### EXERCISE AIM:
Reproduce all the lines below exactly and omit the images.

[begin TASK INPUTS]

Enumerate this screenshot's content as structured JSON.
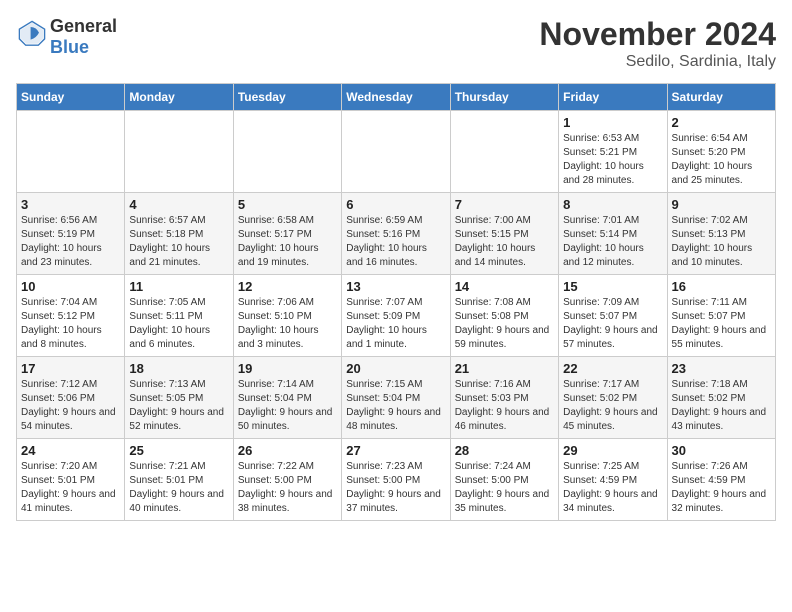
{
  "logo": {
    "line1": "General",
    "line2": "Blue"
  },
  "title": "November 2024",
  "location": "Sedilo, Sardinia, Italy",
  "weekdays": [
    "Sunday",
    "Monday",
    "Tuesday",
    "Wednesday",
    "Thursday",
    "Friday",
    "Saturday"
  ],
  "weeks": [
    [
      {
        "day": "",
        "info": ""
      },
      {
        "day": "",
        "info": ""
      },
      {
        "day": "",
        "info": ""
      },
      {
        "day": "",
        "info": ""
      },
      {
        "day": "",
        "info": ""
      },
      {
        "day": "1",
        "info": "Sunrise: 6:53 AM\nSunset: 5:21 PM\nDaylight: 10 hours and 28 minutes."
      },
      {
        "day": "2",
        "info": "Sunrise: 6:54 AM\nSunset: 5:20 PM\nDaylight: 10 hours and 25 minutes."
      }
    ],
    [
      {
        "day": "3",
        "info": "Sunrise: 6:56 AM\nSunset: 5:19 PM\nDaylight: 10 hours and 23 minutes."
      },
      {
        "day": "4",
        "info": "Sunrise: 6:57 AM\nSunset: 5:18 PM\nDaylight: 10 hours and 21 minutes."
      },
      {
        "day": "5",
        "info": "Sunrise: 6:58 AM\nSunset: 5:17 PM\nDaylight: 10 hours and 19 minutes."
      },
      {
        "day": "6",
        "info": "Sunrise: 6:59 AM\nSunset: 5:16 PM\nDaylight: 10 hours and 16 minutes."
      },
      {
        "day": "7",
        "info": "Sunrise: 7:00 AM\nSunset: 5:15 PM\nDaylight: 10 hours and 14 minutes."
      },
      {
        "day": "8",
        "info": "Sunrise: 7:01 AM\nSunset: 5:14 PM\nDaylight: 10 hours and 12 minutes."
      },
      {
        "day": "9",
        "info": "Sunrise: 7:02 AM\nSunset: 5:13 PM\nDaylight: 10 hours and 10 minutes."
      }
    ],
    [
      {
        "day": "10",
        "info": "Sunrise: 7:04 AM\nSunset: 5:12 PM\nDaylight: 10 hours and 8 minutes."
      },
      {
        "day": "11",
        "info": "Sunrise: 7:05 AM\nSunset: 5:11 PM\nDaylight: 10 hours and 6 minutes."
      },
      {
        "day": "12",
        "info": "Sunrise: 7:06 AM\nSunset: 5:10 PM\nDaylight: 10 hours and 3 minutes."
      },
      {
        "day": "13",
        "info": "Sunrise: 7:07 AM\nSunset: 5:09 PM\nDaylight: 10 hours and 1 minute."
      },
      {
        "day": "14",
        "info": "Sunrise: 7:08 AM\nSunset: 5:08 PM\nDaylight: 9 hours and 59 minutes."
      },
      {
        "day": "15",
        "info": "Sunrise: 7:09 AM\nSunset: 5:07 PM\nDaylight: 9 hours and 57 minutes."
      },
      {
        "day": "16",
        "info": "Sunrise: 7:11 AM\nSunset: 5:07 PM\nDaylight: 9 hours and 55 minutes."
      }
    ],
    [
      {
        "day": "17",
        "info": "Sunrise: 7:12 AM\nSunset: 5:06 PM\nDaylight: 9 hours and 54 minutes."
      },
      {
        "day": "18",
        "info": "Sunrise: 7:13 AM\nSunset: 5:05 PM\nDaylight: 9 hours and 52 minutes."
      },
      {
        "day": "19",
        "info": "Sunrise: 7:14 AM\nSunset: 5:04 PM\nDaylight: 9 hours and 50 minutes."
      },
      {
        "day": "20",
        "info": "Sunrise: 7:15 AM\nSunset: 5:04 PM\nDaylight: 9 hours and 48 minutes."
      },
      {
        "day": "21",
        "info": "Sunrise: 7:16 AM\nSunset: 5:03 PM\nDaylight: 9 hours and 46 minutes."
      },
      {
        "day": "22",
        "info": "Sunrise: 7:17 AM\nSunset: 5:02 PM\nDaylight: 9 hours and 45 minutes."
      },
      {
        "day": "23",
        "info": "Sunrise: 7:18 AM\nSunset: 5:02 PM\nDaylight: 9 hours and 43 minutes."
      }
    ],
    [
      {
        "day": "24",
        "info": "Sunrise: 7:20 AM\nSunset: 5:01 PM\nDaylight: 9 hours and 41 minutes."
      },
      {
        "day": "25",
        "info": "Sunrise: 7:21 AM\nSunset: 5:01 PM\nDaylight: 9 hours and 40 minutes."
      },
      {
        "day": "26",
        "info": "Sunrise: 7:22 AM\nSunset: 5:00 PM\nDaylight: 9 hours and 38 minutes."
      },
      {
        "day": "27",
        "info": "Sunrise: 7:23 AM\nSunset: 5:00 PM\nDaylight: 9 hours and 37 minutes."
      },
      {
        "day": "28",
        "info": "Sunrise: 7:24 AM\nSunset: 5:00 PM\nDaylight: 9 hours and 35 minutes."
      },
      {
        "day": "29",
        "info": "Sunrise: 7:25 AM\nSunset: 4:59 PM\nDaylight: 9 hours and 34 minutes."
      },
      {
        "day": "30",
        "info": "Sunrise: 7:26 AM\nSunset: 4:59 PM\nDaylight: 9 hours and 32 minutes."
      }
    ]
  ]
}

[end TASK INPUTS]

### SOLUTION TO THIS TASK:
Enumerate this screenshot's content as structured JSON.
{
  "logo": {
    "line1": "General",
    "line2": "Blue"
  },
  "title": "November 2024",
  "location": "Sedilo, Sardinia, Italy",
  "weekdays": [
    "Sunday",
    "Monday",
    "Tuesday",
    "Wednesday",
    "Thursday",
    "Friday",
    "Saturday"
  ],
  "weeks": [
    [
      {
        "day": "",
        "info": ""
      },
      {
        "day": "",
        "info": ""
      },
      {
        "day": "",
        "info": ""
      },
      {
        "day": "",
        "info": ""
      },
      {
        "day": "",
        "info": ""
      },
      {
        "day": "1",
        "info": "Sunrise: 6:53 AM\nSunset: 5:21 PM\nDaylight: 10 hours and 28 minutes."
      },
      {
        "day": "2",
        "info": "Sunrise: 6:54 AM\nSunset: 5:20 PM\nDaylight: 10 hours and 25 minutes."
      }
    ],
    [
      {
        "day": "3",
        "info": "Sunrise: 6:56 AM\nSunset: 5:19 PM\nDaylight: 10 hours and 23 minutes."
      },
      {
        "day": "4",
        "info": "Sunrise: 6:57 AM\nSunset: 5:18 PM\nDaylight: 10 hours and 21 minutes."
      },
      {
        "day": "5",
        "info": "Sunrise: 6:58 AM\nSunset: 5:17 PM\nDaylight: 10 hours and 19 minutes."
      },
      {
        "day": "6",
        "info": "Sunrise: 6:59 AM\nSunset: 5:16 PM\nDaylight: 10 hours and 16 minutes."
      },
      {
        "day": "7",
        "info": "Sunrise: 7:00 AM\nSunset: 5:15 PM\nDaylight: 10 hours and 14 minutes."
      },
      {
        "day": "8",
        "info": "Sunrise: 7:01 AM\nSunset: 5:14 PM\nDaylight: 10 hours and 12 minutes."
      },
      {
        "day": "9",
        "info": "Sunrise: 7:02 AM\nSunset: 5:13 PM\nDaylight: 10 hours and 10 minutes."
      }
    ],
    [
      {
        "day": "10",
        "info": "Sunrise: 7:04 AM\nSunset: 5:12 PM\nDaylight: 10 hours and 8 minutes."
      },
      {
        "day": "11",
        "info": "Sunrise: 7:05 AM\nSunset: 5:11 PM\nDaylight: 10 hours and 6 minutes."
      },
      {
        "day": "12",
        "info": "Sunrise: 7:06 AM\nSunset: 5:10 PM\nDaylight: 10 hours and 3 minutes."
      },
      {
        "day": "13",
        "info": "Sunrise: 7:07 AM\nSunset: 5:09 PM\nDaylight: 10 hours and 1 minute."
      },
      {
        "day": "14",
        "info": "Sunrise: 7:08 AM\nSunset: 5:08 PM\nDaylight: 9 hours and 59 minutes."
      },
      {
        "day": "15",
        "info": "Sunrise: 7:09 AM\nSunset: 5:07 PM\nDaylight: 9 hours and 57 minutes."
      },
      {
        "day": "16",
        "info": "Sunrise: 7:11 AM\nSunset: 5:07 PM\nDaylight: 9 hours and 55 minutes."
      }
    ],
    [
      {
        "day": "17",
        "info": "Sunrise: 7:12 AM\nSunset: 5:06 PM\nDaylight: 9 hours and 54 minutes."
      },
      {
        "day": "18",
        "info": "Sunrise: 7:13 AM\nSunset: 5:05 PM\nDaylight: 9 hours and 52 minutes."
      },
      {
        "day": "19",
        "info": "Sunrise: 7:14 AM\nSunset: 5:04 PM\nDaylight: 9 hours and 50 minutes."
      },
      {
        "day": "20",
        "info": "Sunrise: 7:15 AM\nSunset: 5:04 PM\nDaylight: 9 hours and 48 minutes."
      },
      {
        "day": "21",
        "info": "Sunrise: 7:16 AM\nSunset: 5:03 PM\nDaylight: 9 hours and 46 minutes."
      },
      {
        "day": "22",
        "info": "Sunrise: 7:17 AM\nSunset: 5:02 PM\nDaylight: 9 hours and 45 minutes."
      },
      {
        "day": "23",
        "info": "Sunrise: 7:18 AM\nSunset: 5:02 PM\nDaylight: 9 hours and 43 minutes."
      }
    ],
    [
      {
        "day": "24",
        "info": "Sunrise: 7:20 AM\nSunset: 5:01 PM\nDaylight: 9 hours and 41 minutes."
      },
      {
        "day": "25",
        "info": "Sunrise: 7:21 AM\nSunset: 5:01 PM\nDaylight: 9 hours and 40 minutes."
      },
      {
        "day": "26",
        "info": "Sunrise: 7:22 AM\nSunset: 5:00 PM\nDaylight: 9 hours and 38 minutes."
      },
      {
        "day": "27",
        "info": "Sunrise: 7:23 AM\nSunset: 5:00 PM\nDaylight: 9 hours and 37 minutes."
      },
      {
        "day": "28",
        "info": "Sunrise: 7:24 AM\nSunset: 5:00 PM\nDaylight: 9 hours and 35 minutes."
      },
      {
        "day": "29",
        "info": "Sunrise: 7:25 AM\nSunset: 4:59 PM\nDaylight: 9 hours and 34 minutes."
      },
      {
        "day": "30",
        "info": "Sunrise: 7:26 AM\nSunset: 4:59 PM\nDaylight: 9 hours and 32 minutes."
      }
    ]
  ]
}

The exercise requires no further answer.